[Extracted records]
* * * *

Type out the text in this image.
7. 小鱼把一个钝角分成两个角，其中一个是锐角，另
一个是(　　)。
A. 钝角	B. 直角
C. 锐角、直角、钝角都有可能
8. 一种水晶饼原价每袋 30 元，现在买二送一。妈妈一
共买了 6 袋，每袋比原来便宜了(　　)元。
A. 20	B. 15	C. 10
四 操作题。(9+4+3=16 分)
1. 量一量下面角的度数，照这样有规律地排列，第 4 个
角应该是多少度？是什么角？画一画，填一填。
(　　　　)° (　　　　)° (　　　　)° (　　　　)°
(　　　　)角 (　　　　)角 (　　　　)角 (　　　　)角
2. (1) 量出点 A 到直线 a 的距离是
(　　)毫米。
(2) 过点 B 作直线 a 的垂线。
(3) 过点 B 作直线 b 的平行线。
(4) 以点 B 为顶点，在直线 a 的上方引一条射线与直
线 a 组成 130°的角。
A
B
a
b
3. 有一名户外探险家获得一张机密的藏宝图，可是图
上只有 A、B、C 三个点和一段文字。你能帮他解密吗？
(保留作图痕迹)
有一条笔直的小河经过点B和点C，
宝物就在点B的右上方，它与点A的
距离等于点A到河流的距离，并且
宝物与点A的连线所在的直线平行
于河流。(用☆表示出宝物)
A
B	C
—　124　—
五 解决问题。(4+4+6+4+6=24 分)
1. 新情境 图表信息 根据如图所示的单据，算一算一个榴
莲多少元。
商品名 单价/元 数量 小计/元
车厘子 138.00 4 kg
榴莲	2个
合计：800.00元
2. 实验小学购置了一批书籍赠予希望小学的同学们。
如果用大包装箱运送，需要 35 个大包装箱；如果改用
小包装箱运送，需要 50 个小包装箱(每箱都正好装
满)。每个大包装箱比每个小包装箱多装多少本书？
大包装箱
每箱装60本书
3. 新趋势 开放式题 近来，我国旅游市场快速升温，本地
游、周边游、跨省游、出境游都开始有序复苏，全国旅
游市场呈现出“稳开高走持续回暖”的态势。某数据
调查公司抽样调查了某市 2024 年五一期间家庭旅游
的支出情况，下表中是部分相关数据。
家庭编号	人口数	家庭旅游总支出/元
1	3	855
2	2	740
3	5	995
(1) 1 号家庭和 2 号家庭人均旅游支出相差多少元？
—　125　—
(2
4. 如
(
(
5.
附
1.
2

* * * *

▶ **AIM OF THE TASK**:
Please return the data above exactly as given.

▶ **RIGHT ANSWER**:
Type out the text in this image.
7. 小鱼把一个钝角分成两个角，其中一个是锐角，另
一个是(　　)。
A. 钝角	B. 直角
C. 锐角、直角、钝角都有可能
8. 一种水晶饼原价每袋 30 元，现在买二送一。妈妈一
共买了 6 袋，每袋比原来便宜了(　　)元。
A. 20	B. 15	C. 10
四 操作题。(9+4+3=16 分)
1. 量一量下面角的度数，照这样有规律地排列，第 4 个
角应该是多少度？是什么角？画一画，填一填。
(　　　　)° (　　　　)° (　　　　)° (　　　　)°
(　　　　)角 (　　　　)角 (　　　　)角 (　　　　)角
2. (1) 量出点 A 到直线 a 的距离是
(　　)毫米。
(2) 过点 B 作直线 a 的垂线。
(3) 过点 B 作直线 b 的平行线。
(4) 以点 B 为顶点，在直线 a 的上方引一条射线与直
线 a 组成 130°的角。
A
B
a
b
3. 有一名户外探险家获得一张机密的藏宝图，可是图
上只有 A、B、C 三个点和一段文字。你能帮他解密吗？
(保留作图痕迹)
有一条笔直的小河经过点B和点C，
宝物就在点B的右上方，它与点A的
距离等于点A到河流的距离，并且
宝物与点A的连线所在的直线平行
于河流。(用☆表示出宝物)
A
B	C
—　124　—
五 解决问题。(4+4+6+4+6=24 分)
1. 新情境 图表信息 根据如图所示的单据，算一算一个榴
莲多少元。
商品名 单价/元 数量 小计/元
车厘子 138.00 4 kg
榴莲	2个
合计：800.00元
2. 实验小学购置了一批书籍赠予希望小学的同学们。
如果用大包装箱运送，需要 35 个大包装箱；如果改用
小包装箱运送，需要 50 个小包装箱(每箱都正好装
满)。每个大包装箱比每个小包装箱多装多少本书？
大包装箱
每箱装60本书
3. 新趋势 开放式题 近来，我国旅游市场快速升温，本地
游、周边游、跨省游、出境游都开始有序复苏，全国旅
游市场呈现出“稳开高走持续回暖”的态势。某数据
调查公司抽样调查了某市 2024 年五一期间家庭旅游
的支出情况，下表中是部分相关数据。
家庭编号	人口数	家庭旅游总支出/元
1	3	855
2	2	740
3	5	995
(1) 1 号家庭和 2 号家庭人均旅游支出相差多少元？
—　125　—
(2
4. 如
(
(
5.
附
1.
2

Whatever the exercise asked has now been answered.